--- Begin Data supplied ---

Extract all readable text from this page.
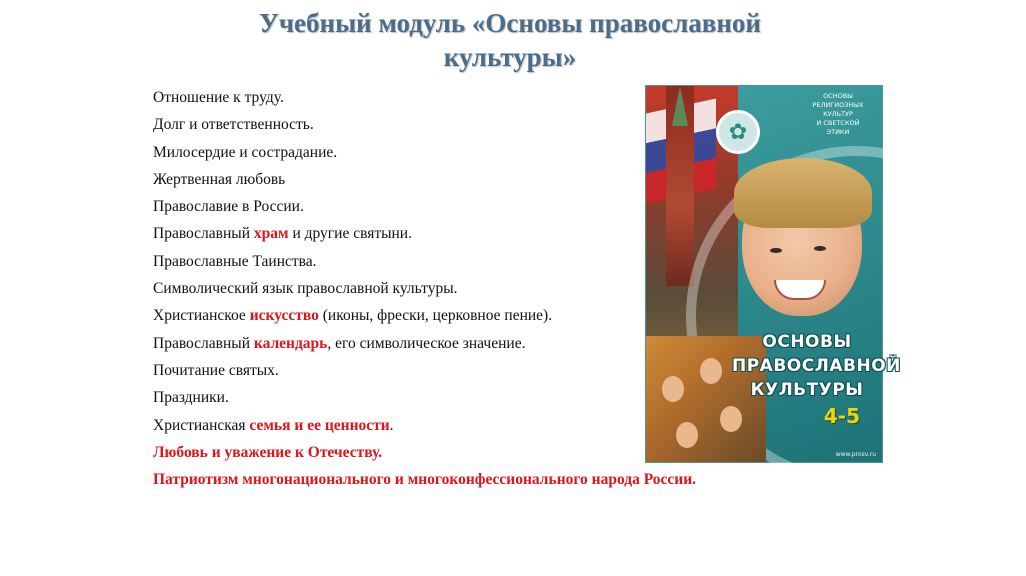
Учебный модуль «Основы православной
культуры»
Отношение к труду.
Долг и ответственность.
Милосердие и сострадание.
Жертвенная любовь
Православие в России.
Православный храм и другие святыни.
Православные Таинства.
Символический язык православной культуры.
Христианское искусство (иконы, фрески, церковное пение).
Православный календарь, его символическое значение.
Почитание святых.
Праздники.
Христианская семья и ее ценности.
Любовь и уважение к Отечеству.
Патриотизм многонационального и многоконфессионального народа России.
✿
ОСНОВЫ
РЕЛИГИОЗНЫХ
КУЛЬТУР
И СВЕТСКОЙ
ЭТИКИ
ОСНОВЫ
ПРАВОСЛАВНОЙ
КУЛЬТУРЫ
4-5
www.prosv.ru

--- End Data supplied ---

Instructions for the task: Write the material out again exactly as it appears, dropping the pictures.

Answer to the task:
Extract all readable text from this page.
Учебный модуль «Основы православной
культуры»
Отношение к труду.
Долг и ответственность.
Милосердие и сострадание.
Жертвенная любовь
Православие в России.
Православный храм и другие святыни.
Православные Таинства.
Символический язык православной культуры.
Христианское искусство (иконы, фрески, церковное пение).
Православный календарь, его символическое значение.
Почитание святых.
Праздники.
Христианская семья и ее ценности.
Любовь и уважение к Отечеству.
Патриотизм многонационального и многоконфессионального народа России.
✿
ОСНОВЫ
РЕЛИГИОЗНЫХ
КУЛЬТУР
И СВЕТСКОЙ
ЭТИКИ
ОСНОВЫ
ПРАВОСЛАВНОЙ
КУЛЬТУРЫ
4-5
www.prosv.ru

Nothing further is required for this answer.